* start RECORDS FOR THE EXERCISE *
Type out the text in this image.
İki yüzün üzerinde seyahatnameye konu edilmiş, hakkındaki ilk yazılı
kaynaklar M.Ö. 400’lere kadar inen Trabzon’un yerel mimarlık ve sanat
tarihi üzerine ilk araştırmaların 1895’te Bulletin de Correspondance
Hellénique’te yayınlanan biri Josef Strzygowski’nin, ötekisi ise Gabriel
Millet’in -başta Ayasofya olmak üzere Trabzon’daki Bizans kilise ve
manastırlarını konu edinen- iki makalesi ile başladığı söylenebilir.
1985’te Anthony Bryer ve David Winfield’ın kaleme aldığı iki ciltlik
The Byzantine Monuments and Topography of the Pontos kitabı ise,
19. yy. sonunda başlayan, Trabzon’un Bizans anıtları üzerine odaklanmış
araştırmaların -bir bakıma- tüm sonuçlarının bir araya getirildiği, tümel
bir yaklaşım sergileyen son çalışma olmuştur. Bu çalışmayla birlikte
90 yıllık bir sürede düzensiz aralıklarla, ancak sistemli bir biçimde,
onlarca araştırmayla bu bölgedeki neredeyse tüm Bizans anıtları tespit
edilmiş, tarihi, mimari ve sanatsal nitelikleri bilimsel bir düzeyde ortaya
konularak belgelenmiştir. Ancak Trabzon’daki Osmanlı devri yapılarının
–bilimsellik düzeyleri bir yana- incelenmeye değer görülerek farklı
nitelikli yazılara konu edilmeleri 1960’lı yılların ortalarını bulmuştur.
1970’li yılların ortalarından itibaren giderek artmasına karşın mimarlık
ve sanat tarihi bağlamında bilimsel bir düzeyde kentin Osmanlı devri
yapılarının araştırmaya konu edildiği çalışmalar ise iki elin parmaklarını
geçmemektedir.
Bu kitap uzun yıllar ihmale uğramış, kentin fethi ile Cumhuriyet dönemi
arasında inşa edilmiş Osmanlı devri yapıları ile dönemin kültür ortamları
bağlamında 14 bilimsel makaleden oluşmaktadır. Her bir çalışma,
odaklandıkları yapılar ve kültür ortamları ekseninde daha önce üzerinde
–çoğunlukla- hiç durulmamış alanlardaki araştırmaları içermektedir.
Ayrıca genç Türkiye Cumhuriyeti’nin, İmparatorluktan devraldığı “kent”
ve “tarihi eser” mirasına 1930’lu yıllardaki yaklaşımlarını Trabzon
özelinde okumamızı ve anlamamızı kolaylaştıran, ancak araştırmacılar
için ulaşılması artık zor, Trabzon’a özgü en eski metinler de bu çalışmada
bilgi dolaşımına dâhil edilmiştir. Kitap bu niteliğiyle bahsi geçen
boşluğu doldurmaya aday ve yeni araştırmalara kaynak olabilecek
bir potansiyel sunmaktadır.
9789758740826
* end RECORDS FOR THE EXERCISE *
> **WORK INSTRUCTIONS**
Which lines hold the word "üzerinde"? Copy every one of them.

> **RESPONSE**
İki yüzün üzerinde seyahatnameye konu edilmiş, hakkındaki ilk yazılı
odaklandıkları yapılar ve kültür ortamları ekseninde daha önce üzerinde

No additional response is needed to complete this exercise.